§ Brief: Copy out the listing exactly.

§ Given records:

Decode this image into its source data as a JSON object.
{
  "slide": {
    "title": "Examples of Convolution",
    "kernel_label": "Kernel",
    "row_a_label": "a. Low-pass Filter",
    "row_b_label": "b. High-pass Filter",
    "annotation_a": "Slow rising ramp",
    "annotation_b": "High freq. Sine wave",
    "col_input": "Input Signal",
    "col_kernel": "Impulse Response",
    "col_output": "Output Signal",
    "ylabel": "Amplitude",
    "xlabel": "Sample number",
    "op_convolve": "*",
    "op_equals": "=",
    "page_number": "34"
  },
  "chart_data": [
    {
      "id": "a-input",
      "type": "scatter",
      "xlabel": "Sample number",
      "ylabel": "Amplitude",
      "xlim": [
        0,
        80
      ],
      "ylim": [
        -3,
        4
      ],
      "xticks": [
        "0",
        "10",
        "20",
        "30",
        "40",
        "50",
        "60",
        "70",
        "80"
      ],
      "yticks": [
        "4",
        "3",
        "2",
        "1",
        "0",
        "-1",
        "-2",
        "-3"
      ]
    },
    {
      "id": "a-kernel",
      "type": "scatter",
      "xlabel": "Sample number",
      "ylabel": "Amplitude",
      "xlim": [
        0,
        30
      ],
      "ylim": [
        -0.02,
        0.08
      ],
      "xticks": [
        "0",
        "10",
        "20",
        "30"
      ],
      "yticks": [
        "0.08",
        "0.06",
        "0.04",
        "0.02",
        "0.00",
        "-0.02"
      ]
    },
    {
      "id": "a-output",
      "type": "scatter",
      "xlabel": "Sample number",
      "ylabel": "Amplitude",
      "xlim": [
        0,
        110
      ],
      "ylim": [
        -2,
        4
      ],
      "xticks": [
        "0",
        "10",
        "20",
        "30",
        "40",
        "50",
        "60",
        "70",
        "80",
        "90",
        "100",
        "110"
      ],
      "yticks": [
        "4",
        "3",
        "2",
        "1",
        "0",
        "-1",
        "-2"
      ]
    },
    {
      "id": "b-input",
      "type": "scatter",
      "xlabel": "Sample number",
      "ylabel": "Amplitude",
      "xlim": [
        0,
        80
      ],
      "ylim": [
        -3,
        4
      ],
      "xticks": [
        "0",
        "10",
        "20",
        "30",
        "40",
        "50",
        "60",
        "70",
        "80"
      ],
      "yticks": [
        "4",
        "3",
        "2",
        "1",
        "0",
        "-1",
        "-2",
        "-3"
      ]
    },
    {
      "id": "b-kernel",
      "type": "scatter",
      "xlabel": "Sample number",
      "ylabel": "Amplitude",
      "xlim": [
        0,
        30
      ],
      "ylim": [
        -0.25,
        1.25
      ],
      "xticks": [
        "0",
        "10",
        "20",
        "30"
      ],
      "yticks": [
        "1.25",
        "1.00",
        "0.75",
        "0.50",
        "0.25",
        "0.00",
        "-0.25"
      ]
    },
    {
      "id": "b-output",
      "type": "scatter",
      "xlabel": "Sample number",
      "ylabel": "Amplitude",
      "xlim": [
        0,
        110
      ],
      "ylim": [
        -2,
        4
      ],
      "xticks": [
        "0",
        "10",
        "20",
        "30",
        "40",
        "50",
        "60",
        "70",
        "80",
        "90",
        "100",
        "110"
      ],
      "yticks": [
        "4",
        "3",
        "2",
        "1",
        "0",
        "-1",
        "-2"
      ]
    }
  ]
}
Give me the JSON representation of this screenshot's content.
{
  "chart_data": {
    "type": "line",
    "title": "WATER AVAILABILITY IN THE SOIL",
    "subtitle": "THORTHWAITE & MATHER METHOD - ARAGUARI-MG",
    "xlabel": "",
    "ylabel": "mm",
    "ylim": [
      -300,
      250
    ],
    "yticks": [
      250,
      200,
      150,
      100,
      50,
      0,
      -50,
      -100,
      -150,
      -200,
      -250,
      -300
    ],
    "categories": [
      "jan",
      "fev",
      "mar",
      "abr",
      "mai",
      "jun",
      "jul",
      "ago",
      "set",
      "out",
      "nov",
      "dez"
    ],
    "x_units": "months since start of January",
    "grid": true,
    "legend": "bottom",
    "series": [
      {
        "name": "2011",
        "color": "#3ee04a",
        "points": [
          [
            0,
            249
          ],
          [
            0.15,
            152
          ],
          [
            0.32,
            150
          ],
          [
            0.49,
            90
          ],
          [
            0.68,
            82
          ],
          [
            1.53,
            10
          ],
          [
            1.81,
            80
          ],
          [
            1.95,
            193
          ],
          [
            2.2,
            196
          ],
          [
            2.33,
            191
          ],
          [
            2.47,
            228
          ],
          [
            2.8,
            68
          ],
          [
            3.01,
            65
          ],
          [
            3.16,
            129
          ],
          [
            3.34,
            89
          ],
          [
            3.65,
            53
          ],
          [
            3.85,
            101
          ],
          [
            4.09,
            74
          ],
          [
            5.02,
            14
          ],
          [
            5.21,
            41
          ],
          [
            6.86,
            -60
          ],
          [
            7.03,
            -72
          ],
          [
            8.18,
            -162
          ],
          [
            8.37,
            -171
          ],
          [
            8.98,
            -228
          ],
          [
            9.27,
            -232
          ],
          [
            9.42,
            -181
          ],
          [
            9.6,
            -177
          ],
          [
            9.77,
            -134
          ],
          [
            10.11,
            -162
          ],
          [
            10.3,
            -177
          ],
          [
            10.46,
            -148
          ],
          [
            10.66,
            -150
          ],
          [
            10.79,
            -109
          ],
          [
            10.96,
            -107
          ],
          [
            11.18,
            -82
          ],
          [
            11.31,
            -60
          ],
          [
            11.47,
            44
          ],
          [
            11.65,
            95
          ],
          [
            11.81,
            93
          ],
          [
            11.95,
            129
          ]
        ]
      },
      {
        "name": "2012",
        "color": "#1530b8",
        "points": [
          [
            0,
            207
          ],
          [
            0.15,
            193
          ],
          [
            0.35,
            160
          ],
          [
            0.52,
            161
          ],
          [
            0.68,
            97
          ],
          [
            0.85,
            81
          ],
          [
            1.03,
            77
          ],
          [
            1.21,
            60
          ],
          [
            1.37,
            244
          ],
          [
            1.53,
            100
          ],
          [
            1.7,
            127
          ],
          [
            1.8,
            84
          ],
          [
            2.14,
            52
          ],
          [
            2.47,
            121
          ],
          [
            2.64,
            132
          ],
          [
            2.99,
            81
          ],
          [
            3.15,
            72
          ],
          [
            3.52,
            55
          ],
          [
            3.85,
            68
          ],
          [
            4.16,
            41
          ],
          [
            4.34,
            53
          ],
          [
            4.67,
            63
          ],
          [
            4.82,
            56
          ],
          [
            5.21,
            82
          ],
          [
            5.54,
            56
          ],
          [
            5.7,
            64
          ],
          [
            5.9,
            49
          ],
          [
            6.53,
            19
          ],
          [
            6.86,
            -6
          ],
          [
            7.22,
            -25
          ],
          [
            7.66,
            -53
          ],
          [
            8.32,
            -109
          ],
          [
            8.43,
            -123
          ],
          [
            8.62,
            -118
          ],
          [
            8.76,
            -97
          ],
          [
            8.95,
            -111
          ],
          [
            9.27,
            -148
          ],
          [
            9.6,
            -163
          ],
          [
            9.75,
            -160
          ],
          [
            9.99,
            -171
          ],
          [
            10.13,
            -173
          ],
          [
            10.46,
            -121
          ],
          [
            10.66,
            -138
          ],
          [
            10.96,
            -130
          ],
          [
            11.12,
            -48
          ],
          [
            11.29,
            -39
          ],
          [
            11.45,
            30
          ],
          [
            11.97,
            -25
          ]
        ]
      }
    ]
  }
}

§ In response:
Decode this image into its source data as a JSON object.
{
  "slide": {
    "title": "Examples of Convolution",
    "kernel_label": "Kernel",
    "row_a_label": "a. Low-pass Filter",
    "row_b_label": "b. High-pass Filter",
    "annotation_a": "Slow rising ramp",
    "annotation_b": "High freq. Sine wave",
    "col_input": "Input Signal",
    "col_kernel": "Impulse Response",
    "col_output": "Output Signal",
    "ylabel": "Amplitude",
    "xlabel": "Sample number",
    "op_convolve": "*",
    "op_equals": "=",
    "page_number": "34"
  },
  "chart_data": [
    {
      "id": "a-input",
      "type": "scatter",
      "xlabel": "Sample number",
      "ylabel": "Amplitude",
      "xlim": [
        0,
        80
      ],
      "ylim": [
        -3,
        4
      ],
      "xticks": [
        "0",
        "10",
        "20",
        "30",
        "40",
        "50",
        "60",
        "70",
        "80"
      ],
      "yticks": [
        "4",
        "3",
        "2",
        "1",
        "0",
        "-1",
        "-2",
        "-3"
      ]
    },
    {
      "id": "a-kernel",
      "type": "scatter",
      "xlabel": "Sample number",
      "ylabel": "Amplitude",
      "xlim": [
        0,
        30
      ],
      "ylim": [
        -0.02,
        0.08
      ],
      "xticks": [
        "0",
        "10",
        "20",
        "30"
      ],
      "yticks": [
        "0.08",
        "0.06",
        "0.04",
        "0.02",
        "0.00",
        "-0.02"
      ]
    },
    {
      "id": "a-output",
      "type": "scatter",
      "xlabel": "Sample number",
      "ylabel": "Amplitude",
      "xlim": [
        0,
        110
      ],
      "ylim": [
        -2,
        4
      ],
      "xticks": [
        "0",
        "10",
        "20",
        "30",
        "40",
        "50",
        "60",
        "70",
        "80",
        "90",
        "100",
        "110"
      ],
      "yticks": [
        "4",
        "3",
        "2",
        "1",
        "0",
        "-1",
        "-2"
      ]
    },
    {
      "id": "b-input",
      "type": "scatter",
      "xlabel": "Sample number",
      "ylabel": "Amplitude",
      "xlim": [
        0,
        80
      ],
      "ylim": [
        -3,
        4
      ],
      "xticks": [
        "0",
        "10",
        "20",
        "30",
        "40",
        "50",
        "60",
        "70",
        "80"
      ],
      "yticks": [
        "4",
        "3",
        "2",
        "1",
        "0",
        "-1",
        "-2",
        "-3"
      ]
    },
    {
      "id": "b-kernel",
      "type": "scatter",
      "xlabel": "Sample number",
      "ylabel": "Amplitude",
      "xlim": [
        0,
        30
      ],
      "ylim": [
        -0.25,
        1.25
      ],
      "xticks": [
        "0",
        "10",
        "20",
        "30"
      ],
      "yticks": [
        "1.25",
        "1.00",
        "0.75",
        "0.50",
        "0.25",
        "0.00",
        "-0.25"
      ]
    },
    {
      "id": "b-output",
      "type": "scatter",
      "xlabel": "Sample number",
      "ylabel": "Amplitude",
      "xlim": [
        0,
        110
      ],
      "ylim": [
        -2,
        4
      ],
      "xticks": [
        "0",
        "10",
        "20",
        "30",
        "40",
        "50",
        "60",
        "70",
        "80",
        "90",
        "100",
        "110"
      ],
      "yticks": [
        "4",
        "3",
        "2",
        "1",
        "0",
        "-1",
        "-2"
      ]
    }
  ]
}
Give me the JSON representation of this screenshot's content.
{
  "chart_data": {
    "type": "line",
    "title": "WATER AVAILABILITY IN THE SOIL",
    "subtitle": "THORTHWAITE & MATHER METHOD - ARAGUARI-MG",
    "xlabel": "",
    "ylabel": "mm",
    "ylim": [
      -300,
      250
    ],
    "yticks": [
      250,
      200,
      150,
      100,
      50,
      0,
      -50,
      -100,
      -150,
      -200,
      -250,
      -300
    ],
    "categories": [
      "jan",
      "fev",
      "mar",
      "abr",
      "mai",
      "jun",
      "jul",
      "ago",
      "set",
      "out",
      "nov",
      "dez"
    ],
    "x_units": "months since start of January",
    "grid": true,
    "legend": "bottom",
    "series": [
      {
        "name": "2011",
        "color": "#3ee04a",
        "points": [
          [
            0,
            249
          ],
          [
            0.15,
            152
          ],
          [
            0.32,
            150
          ],
          [
            0.49,
            90
          ],
          [
            0.68,
            82
          ],
          [
            1.53,
            10
          ],
          [
            1.81,
            80
          ],
          [
            1.95,
            193
          ],
          [
            2.2,
            196
          ],
          [
            2.33,
            191
          ],
          [
            2.47,
            228
          ],
          [
            2.8,
            68
          ],
          [
            3.01,
            65
          ],
          [
            3.16,
            129
          ],
          [
            3.34,
            89
          ],
          [
            3.65,
            53
          ],
          [
            3.85,
            101
          ],
          [
            4.09,
            74
          ],
          [
            5.02,
            14
          ],
          [
            5.21,
            41
          ],
          [
            6.86,
            -60
          ],
          [
            7.03,
            -72
          ],
          [
            8.18,
            -162
          ],
          [
            8.37,
            -171
          ],
          [
            8.98,
            -228
          ],
          [
            9.27,
            -232
          ],
          [
            9.42,
            -181
          ],
          [
            9.6,
            -177
          ],
          [
            9.77,
            -134
          ],
          [
            10.11,
            -162
          ],
          [
            10.3,
            -177
          ],
          [
            10.46,
            -148
          ],
          [
            10.66,
            -150
          ],
          [
            10.79,
            -109
          ],
          [
            10.96,
            -107
          ],
          [
            11.18,
            -82
          ],
          [
            11.31,
            -60
          ],
          [
            11.47,
            44
          ],
          [
            11.65,
            95
          ],
          [
            11.81,
            93
          ],
          [
            11.95,
            129
          ]
        ]
      },
      {
        "name": "2012",
        "color": "#1530b8",
        "points": [
          [
            0,
            207
          ],
          [
            0.15,
            193
          ],
          [
            0.35,
            160
          ],
          [
            0.52,
            161
          ],
          [
            0.68,
            97
          ],
          [
            0.85,
            81
          ],
          [
            1.03,
            77
          ],
          [
            1.21,
            60
          ],
          [
            1.37,
            244
          ],
          [
            1.53,
            100
          ],
          [
            1.7,
            127
          ],
          [
            1.8,
            84
          ],
          [
            2.14,
            52
          ],
          [
            2.47,
            121
          ],
          [
            2.64,
            132
          ],
          [
            2.99,
            81
          ],
          [
            3.15,
            72
          ],
          [
            3.52,
            55
          ],
          [
            3.85,
            68
          ],
          [
            4.16,
            41
          ],
          [
            4.34,
            53
          ],
          [
            4.67,
            63
          ],
          [
            4.82,
            56
          ],
          [
            5.21,
            82
          ],
          [
            5.54,
            56
          ],
          [
            5.7,
            64
          ],
          [
            5.9,
            49
          ],
          [
            6.53,
            19
          ],
          [
            6.86,
            -6
          ],
          [
            7.22,
            -25
          ],
          [
            7.66,
            -53
          ],
          [
            8.32,
            -109
          ],
          [
            8.43,
            -123
          ],
          [
            8.62,
            -118
          ],
          [
            8.76,
            -97
          ],
          [
            8.95,
            -111
          ],
          [
            9.27,
            -148
          ],
          [
            9.6,
            -163
          ],
          [
            9.75,
            -160
          ],
          [
            9.99,
            -171
          ],
          [
            10.13,
            -173
          ],
          [
            10.46,
            -121
          ],
          [
            10.66,
            -138
          ],
          [
            10.96,
            -130
          ],
          [
            11.12,
            -48
          ],
          [
            11.29,
            -39
          ],
          [
            11.45,
            30
          ],
          [
            11.97,
            -25
          ]
        ]
      }
    ]
  }
}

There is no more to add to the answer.